Reproduce every entry that follows word for word, but omit the images.

•••••

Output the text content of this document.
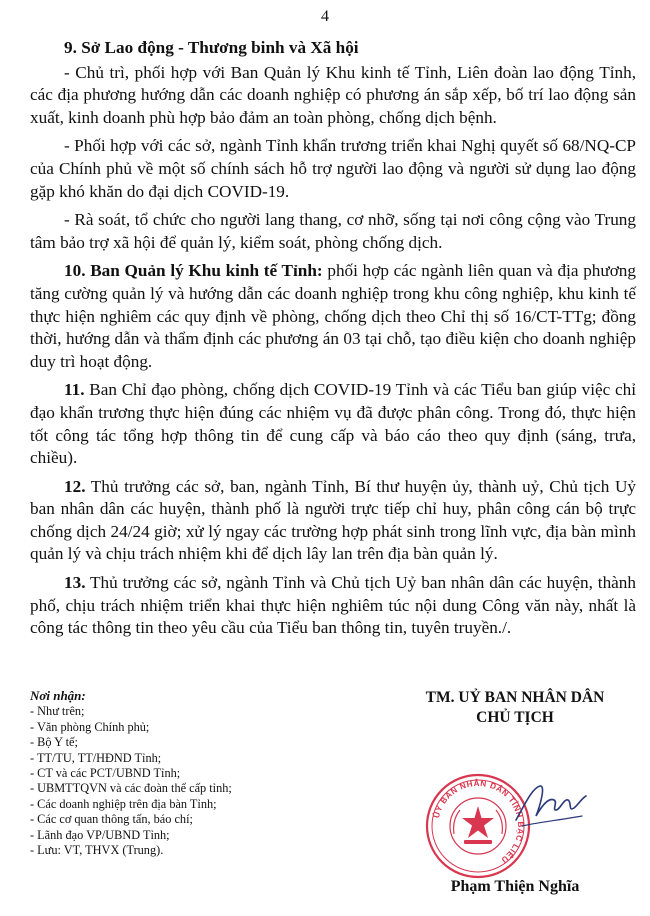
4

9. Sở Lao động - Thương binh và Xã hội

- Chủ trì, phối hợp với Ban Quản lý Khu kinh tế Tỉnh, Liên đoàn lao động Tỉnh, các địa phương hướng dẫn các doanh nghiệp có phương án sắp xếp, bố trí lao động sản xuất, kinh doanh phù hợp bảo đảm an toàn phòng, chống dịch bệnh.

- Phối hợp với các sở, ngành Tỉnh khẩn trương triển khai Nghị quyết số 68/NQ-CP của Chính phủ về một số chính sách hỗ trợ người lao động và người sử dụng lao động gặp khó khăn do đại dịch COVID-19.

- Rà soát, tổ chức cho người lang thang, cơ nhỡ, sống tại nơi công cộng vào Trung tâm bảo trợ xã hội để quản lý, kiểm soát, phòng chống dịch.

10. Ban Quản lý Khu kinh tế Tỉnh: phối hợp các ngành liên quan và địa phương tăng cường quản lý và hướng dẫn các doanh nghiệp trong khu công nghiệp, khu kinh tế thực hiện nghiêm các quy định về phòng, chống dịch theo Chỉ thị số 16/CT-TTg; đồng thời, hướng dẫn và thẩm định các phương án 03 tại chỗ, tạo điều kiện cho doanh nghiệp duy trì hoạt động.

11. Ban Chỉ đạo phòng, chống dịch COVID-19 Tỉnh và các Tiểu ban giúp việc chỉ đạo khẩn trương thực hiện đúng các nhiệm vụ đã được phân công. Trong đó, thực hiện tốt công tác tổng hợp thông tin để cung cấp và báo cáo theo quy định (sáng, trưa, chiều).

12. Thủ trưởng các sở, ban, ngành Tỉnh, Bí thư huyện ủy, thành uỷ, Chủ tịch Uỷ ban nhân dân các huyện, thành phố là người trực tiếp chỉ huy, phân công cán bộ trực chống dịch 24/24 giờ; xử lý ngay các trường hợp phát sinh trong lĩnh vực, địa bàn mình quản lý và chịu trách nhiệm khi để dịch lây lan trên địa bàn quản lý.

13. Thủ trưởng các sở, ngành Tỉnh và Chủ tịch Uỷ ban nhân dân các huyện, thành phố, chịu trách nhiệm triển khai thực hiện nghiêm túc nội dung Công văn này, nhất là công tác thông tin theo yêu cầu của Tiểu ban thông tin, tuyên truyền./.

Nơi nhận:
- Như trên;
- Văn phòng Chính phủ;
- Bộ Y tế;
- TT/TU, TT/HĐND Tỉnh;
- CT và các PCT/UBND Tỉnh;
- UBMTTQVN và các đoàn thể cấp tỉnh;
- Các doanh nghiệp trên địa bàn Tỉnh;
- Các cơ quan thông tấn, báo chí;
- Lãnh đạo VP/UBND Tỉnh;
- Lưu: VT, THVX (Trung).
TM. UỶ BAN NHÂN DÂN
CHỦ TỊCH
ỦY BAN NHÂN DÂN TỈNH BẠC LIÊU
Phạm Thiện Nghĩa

•••••

● **COMPLETE OUTPUT**
Output the text content of this document.
4

9. Sở Lao động - Thương binh và Xã hội

- Chủ trì, phối hợp với Ban Quản lý Khu kinh tế Tỉnh, Liên đoàn lao động Tỉnh, các địa phương hướng dẫn các doanh nghiệp có phương án sắp xếp, bố trí lao động sản xuất, kinh doanh phù hợp bảo đảm an toàn phòng, chống dịch bệnh.

- Phối hợp với các sở, ngành Tỉnh khẩn trương triển khai Nghị quyết số 68/NQ-CP của Chính phủ về một số chính sách hỗ trợ người lao động và người sử dụng lao động gặp khó khăn do đại dịch COVID-19.

- Rà soát, tổ chức cho người lang thang, cơ nhỡ, sống tại nơi công cộng vào Trung tâm bảo trợ xã hội để quản lý, kiểm soát, phòng chống dịch.

10. Ban Quản lý Khu kinh tế Tỉnh: phối hợp các ngành liên quan và địa phương tăng cường quản lý và hướng dẫn các doanh nghiệp trong khu công nghiệp, khu kinh tế thực hiện nghiêm các quy định về phòng, chống dịch theo Chỉ thị số 16/CT-TTg; đồng thời, hướng dẫn và thẩm định các phương án 03 tại chỗ, tạo điều kiện cho doanh nghiệp duy trì hoạt động.

11. Ban Chỉ đạo phòng, chống dịch COVID-19 Tỉnh và các Tiểu ban giúp việc chỉ đạo khẩn trương thực hiện đúng các nhiệm vụ đã được phân công. Trong đó, thực hiện tốt công tác tổng hợp thông tin để cung cấp và báo cáo theo quy định (sáng, trưa, chiều).

12. Thủ trưởng các sở, ban, ngành Tỉnh, Bí thư huyện ủy, thành uỷ, Chủ tịch Uỷ ban nhân dân các huyện, thành phố là người trực tiếp chỉ huy, phân công cán bộ trực chống dịch 24/24 giờ; xử lý ngay các trường hợp phát sinh trong lĩnh vực, địa bàn mình quản lý và chịu trách nhiệm khi để dịch lây lan trên địa bàn quản lý.

13. Thủ trưởng các sở, ngành Tỉnh và Chủ tịch Uỷ ban nhân dân các huyện, thành phố, chịu trách nhiệm triển khai thực hiện nghiêm túc nội dung Công văn này, nhất là công tác thông tin theo yêu cầu của Tiểu ban thông tin, tuyên truyền./.

Nơi nhận:
- Như trên;
- Văn phòng Chính phủ;
- Bộ Y tế;
- TT/TU, TT/HĐND Tỉnh;
- CT và các PCT/UBND Tỉnh;
- UBMTTQVN và các đoàn thể cấp tỉnh;
- Các doanh nghiệp trên địa bàn Tỉnh;
- Các cơ quan thông tấn, báo chí;
- Lãnh đạo VP/UBND Tỉnh;
- Lưu: VT, THVX (Trung).
TM. UỶ BAN NHÂN DÂN
CHỦ TỊCH
ỦY BAN NHÂN DÂN TỈNH BẠC LIÊU
Phạm Thiện Nghĩa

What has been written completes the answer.